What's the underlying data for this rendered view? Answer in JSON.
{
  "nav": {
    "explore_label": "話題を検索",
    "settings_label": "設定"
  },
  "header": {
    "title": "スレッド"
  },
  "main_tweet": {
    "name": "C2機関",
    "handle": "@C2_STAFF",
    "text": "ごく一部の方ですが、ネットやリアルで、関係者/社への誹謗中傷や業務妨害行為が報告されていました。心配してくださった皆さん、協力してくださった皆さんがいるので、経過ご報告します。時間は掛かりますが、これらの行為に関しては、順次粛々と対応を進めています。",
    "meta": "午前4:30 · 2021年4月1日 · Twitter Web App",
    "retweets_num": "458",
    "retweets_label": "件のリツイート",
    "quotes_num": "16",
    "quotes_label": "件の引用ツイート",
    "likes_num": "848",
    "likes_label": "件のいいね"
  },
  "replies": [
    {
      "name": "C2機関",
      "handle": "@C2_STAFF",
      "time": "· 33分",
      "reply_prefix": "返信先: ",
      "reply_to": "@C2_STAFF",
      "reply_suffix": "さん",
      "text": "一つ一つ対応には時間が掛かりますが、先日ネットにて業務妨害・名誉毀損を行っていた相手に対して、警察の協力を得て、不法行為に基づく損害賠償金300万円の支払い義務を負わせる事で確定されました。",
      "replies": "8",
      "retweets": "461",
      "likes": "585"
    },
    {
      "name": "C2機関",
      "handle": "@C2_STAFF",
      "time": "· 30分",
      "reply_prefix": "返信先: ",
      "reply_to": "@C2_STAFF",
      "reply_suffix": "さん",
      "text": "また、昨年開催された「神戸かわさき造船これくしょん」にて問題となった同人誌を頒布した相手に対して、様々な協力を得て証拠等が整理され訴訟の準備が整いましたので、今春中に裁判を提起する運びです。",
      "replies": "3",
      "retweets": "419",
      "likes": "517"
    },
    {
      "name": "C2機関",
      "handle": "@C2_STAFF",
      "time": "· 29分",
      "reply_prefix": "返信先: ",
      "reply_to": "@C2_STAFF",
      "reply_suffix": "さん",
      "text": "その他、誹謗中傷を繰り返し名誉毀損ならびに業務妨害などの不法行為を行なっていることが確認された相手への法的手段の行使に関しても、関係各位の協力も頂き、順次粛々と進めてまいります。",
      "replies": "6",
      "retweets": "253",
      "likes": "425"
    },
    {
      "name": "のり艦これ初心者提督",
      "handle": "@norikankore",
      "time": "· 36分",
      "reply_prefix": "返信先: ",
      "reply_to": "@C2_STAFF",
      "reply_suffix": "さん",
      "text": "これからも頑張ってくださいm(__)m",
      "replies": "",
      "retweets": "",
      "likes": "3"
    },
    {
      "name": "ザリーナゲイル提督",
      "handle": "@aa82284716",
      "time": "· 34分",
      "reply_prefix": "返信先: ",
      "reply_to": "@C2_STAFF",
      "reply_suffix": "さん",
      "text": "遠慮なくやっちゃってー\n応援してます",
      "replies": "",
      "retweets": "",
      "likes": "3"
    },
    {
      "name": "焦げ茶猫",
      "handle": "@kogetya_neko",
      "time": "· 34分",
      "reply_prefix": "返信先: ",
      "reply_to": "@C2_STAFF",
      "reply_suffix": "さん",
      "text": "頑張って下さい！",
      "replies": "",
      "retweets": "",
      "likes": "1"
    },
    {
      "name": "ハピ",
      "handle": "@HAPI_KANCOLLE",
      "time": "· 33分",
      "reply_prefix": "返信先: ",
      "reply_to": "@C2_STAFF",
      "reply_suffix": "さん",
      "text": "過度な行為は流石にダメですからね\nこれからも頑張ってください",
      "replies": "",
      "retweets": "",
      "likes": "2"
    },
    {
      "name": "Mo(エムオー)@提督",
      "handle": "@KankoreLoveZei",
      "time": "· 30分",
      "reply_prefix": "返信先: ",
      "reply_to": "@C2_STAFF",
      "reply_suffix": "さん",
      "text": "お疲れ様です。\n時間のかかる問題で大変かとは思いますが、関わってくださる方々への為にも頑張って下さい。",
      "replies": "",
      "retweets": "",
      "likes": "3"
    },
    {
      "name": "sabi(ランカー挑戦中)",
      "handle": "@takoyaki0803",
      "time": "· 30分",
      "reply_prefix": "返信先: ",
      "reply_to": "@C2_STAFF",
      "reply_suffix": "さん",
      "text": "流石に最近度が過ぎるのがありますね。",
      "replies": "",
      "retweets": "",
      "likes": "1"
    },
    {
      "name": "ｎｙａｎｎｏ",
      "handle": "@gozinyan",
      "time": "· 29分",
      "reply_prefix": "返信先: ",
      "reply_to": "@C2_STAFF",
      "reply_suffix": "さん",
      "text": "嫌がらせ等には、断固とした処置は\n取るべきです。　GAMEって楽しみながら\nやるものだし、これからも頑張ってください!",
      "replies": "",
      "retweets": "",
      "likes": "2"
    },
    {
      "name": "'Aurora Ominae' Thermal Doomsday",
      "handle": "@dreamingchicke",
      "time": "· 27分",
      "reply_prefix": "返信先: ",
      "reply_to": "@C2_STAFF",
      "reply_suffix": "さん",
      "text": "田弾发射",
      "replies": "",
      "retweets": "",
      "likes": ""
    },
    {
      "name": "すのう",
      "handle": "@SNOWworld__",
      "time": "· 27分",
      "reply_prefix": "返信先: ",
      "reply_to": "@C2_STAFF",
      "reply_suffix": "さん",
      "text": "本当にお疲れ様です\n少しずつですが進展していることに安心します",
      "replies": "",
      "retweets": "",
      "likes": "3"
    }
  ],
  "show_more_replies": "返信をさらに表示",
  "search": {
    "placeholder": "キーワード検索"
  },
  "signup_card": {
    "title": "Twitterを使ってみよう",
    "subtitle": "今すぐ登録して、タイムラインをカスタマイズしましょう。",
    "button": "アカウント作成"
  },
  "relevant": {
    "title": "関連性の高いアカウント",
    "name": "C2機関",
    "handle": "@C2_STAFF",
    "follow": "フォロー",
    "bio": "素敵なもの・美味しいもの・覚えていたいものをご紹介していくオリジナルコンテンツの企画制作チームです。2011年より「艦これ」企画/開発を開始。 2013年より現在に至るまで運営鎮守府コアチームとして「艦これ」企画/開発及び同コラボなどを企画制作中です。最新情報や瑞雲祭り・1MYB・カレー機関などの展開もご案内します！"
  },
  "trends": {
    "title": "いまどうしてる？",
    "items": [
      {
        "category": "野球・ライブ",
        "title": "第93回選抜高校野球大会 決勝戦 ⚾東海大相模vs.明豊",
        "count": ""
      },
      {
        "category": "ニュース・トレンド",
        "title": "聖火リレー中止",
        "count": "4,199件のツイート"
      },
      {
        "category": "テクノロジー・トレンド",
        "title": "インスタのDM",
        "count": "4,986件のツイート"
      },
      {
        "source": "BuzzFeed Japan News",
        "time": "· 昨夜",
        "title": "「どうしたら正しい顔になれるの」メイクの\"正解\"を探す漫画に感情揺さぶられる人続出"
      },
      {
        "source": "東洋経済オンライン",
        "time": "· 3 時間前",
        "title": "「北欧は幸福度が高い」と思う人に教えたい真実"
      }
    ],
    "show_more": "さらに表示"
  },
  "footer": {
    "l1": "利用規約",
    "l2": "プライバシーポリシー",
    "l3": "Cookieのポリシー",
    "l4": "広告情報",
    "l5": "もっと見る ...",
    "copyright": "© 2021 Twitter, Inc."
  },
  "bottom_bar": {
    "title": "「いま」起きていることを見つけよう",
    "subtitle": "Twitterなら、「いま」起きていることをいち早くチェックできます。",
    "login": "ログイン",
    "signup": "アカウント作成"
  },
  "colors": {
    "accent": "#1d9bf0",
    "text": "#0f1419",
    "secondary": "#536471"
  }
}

→ **Written task**:
Repeat every line of the material exactly as given.

→ **Correct output**:
What's the underlying data for this rendered view? Answer in JSON.
{
  "nav": {
    "explore_label": "話題を検索",
    "settings_label": "設定"
  },
  "header": {
    "title": "スレッド"
  },
  "main_tweet": {
    "name": "C2機関",
    "handle": "@C2_STAFF",
    "text": "ごく一部の方ですが、ネットやリアルで、関係者/社への誹謗中傷や業務妨害行為が報告されていました。心配してくださった皆さん、協力してくださった皆さんがいるので、経過ご報告します。時間は掛かりますが、これらの行為に関しては、順次粛々と対応を進めています。",
    "meta": "午前4:30 · 2021年4月1日 · Twitter Web App",
    "retweets_num": "458",
    "retweets_label": "件のリツイート",
    "quotes_num": "16",
    "quotes_label": "件の引用ツイート",
    "likes_num": "848",
    "likes_label": "件のいいね"
  },
  "replies": [
    {
      "name": "C2機関",
      "handle": "@C2_STAFF",
      "time": "· 33分",
      "reply_prefix": "返信先: ",
      "reply_to": "@C2_STAFF",
      "reply_suffix": "さん",
      "text": "一つ一つ対応には時間が掛かりますが、先日ネットにて業務妨害・名誉毀損を行っていた相手に対して、警察の協力を得て、不法行為に基づく損害賠償金300万円の支払い義務を負わせる事で確定されました。",
      "replies": "8",
      "retweets": "461",
      "likes": "585"
    },
    {
      "name": "C2機関",
      "handle": "@C2_STAFF",
      "time": "· 30分",
      "reply_prefix": "返信先: ",
      "reply_to": "@C2_STAFF",
      "reply_suffix": "さん",
      "text": "また、昨年開催された「神戸かわさき造船これくしょん」にて問題となった同人誌を頒布した相手に対して、様々な協力を得て証拠等が整理され訴訟の準備が整いましたので、今春中に裁判を提起する運びです。",
      "replies": "3",
      "retweets": "419",
      "likes": "517"
    },
    {
      "name": "C2機関",
      "handle": "@C2_STAFF",
      "time": "· 29分",
      "reply_prefix": "返信先: ",
      "reply_to": "@C2_STAFF",
      "reply_suffix": "さん",
      "text": "その他、誹謗中傷を繰り返し名誉毀損ならびに業務妨害などの不法行為を行なっていることが確認された相手への法的手段の行使に関しても、関係各位の協力も頂き、順次粛々と進めてまいります。",
      "replies": "6",
      "retweets": "253",
      "likes": "425"
    },
    {
      "name": "のり艦これ初心者提督",
      "handle": "@norikankore",
      "time": "· 36分",
      "reply_prefix": "返信先: ",
      "reply_to": "@C2_STAFF",
      "reply_suffix": "さん",
      "text": "これからも頑張ってくださいm(__)m",
      "replies": "",
      "retweets": "",
      "likes": "3"
    },
    {
      "name": "ザリーナゲイル提督",
      "handle": "@aa82284716",
      "time": "· 34分",
      "reply_prefix": "返信先: ",
      "reply_to": "@C2_STAFF",
      "reply_suffix": "さん",
      "text": "遠慮なくやっちゃってー\n応援してます",
      "replies": "",
      "retweets": "",
      "likes": "3"
    },
    {
      "name": "焦げ茶猫",
      "handle": "@kogetya_neko",
      "time": "· 34分",
      "reply_prefix": "返信先: ",
      "reply_to": "@C2_STAFF",
      "reply_suffix": "さん",
      "text": "頑張って下さい！",
      "replies": "",
      "retweets": "",
      "likes": "1"
    },
    {
      "name": "ハピ",
      "handle": "@HAPI_KANCOLLE",
      "time": "· 33分",
      "reply_prefix": "返信先: ",
      "reply_to": "@C2_STAFF",
      "reply_suffix": "さん",
      "text": "過度な行為は流石にダメですからね\nこれからも頑張ってください",
      "replies": "",
      "retweets": "",
      "likes": "2"
    },
    {
      "name": "Mo(エムオー)@提督",
      "handle": "@KankoreLoveZei",
      "time": "· 30分",
      "reply_prefix": "返信先: ",
      "reply_to": "@C2_STAFF",
      "reply_suffix": "さん",
      "text": "お疲れ様です。\n時間のかかる問題で大変かとは思いますが、関わってくださる方々への為にも頑張って下さい。",
      "replies": "",
      "retweets": "",
      "likes": "3"
    },
    {
      "name": "sabi(ランカー挑戦中)",
      "handle": "@takoyaki0803",
      "time": "· 30分",
      "reply_prefix": "返信先: ",
      "reply_to": "@C2_STAFF",
      "reply_suffix": "さん",
      "text": "流石に最近度が過ぎるのがありますね。",
      "replies": "",
      "retweets": "",
      "likes": "1"
    },
    {
      "name": "ｎｙａｎｎｏ",
      "handle": "@gozinyan",
      "time": "· 29分",
      "reply_prefix": "返信先: ",
      "reply_to": "@C2_STAFF",
      "reply_suffix": "さん",
      "text": "嫌がらせ等には、断固とした処置は\n取るべきです。　GAMEって楽しみながら\nやるものだし、これからも頑張ってください!",
      "replies": "",
      "retweets": "",
      "likes": "2"
    },
    {
      "name": "'Aurora Ominae' Thermal Doomsday",
      "handle": "@dreamingchicke",
      "time": "· 27分",
      "reply_prefix": "返信先: ",
      "reply_to": "@C2_STAFF",
      "reply_suffix": "さん",
      "text": "田弾发射",
      "replies": "",
      "retweets": "",
      "likes": ""
    },
    {
      "name": "すのう",
      "handle": "@SNOWworld__",
      "time": "· 27分",
      "reply_prefix": "返信先: ",
      "reply_to": "@C2_STAFF",
      "reply_suffix": "さん",
      "text": "本当にお疲れ様です\n少しずつですが進展していることに安心します",
      "replies": "",
      "retweets": "",
      "likes": "3"
    }
  ],
  "show_more_replies": "返信をさらに表示",
  "search": {
    "placeholder": "キーワード検索"
  },
  "signup_card": {
    "title": "Twitterを使ってみよう",
    "subtitle": "今すぐ登録して、タイムラインをカスタマイズしましょう。",
    "button": "アカウント作成"
  },
  "relevant": {
    "title": "関連性の高いアカウント",
    "name": "C2機関",
    "handle": "@C2_STAFF",
    "follow": "フォロー",
    "bio": "素敵なもの・美味しいもの・覚えていたいものをご紹介していくオリジナルコンテンツの企画制作チームです。2011年より「艦これ」企画/開発を開始。 2013年より現在に至るまで運営鎮守府コアチームとして「艦これ」企画/開発及び同コラボなどを企画制作中です。最新情報や瑞雲祭り・1MYB・カレー機関などの展開もご案内します！"
  },
  "trends": {
    "title": "いまどうしてる？",
    "items": [
      {
        "category": "野球・ライブ",
        "title": "第93回選抜高校野球大会 決勝戦 ⚾東海大相模vs.明豊",
        "count": ""
      },
      {
        "category": "ニュース・トレンド",
        "title": "聖火リレー中止",
        "count": "4,199件のツイート"
      },
      {
        "category": "テクノロジー・トレンド",
        "title": "インスタのDM",
        "count": "4,986件のツイート"
      },
      {
        "source": "BuzzFeed Japan News",
        "time": "· 昨夜",
        "title": "「どうしたら正しい顔になれるの」メイクの\"正解\"を探す漫画に感情揺さぶられる人続出"
      },
      {
        "source": "東洋経済オンライン",
        "time": "· 3 時間前",
        "title": "「北欧は幸福度が高い」と思う人に教えたい真実"
      }
    ],
    "show_more": "さらに表示"
  },
  "footer": {
    "l1": "利用規約",
    "l2": "プライバシーポリシー",
    "l3": "Cookieのポリシー",
    "l4": "広告情報",
    "l5": "もっと見る ...",
    "copyright": "© 2021 Twitter, Inc."
  },
  "bottom_bar": {
    "title": "「いま」起きていることを見つけよう",
    "subtitle": "Twitterなら、「いま」起きていることをいち早くチェックできます。",
    "login": "ログイン",
    "signup": "アカウント作成"
  },
  "colors": {
    "accent": "#1d9bf0",
    "text": "#0f1419",
    "secondary": "#536471"
  }
}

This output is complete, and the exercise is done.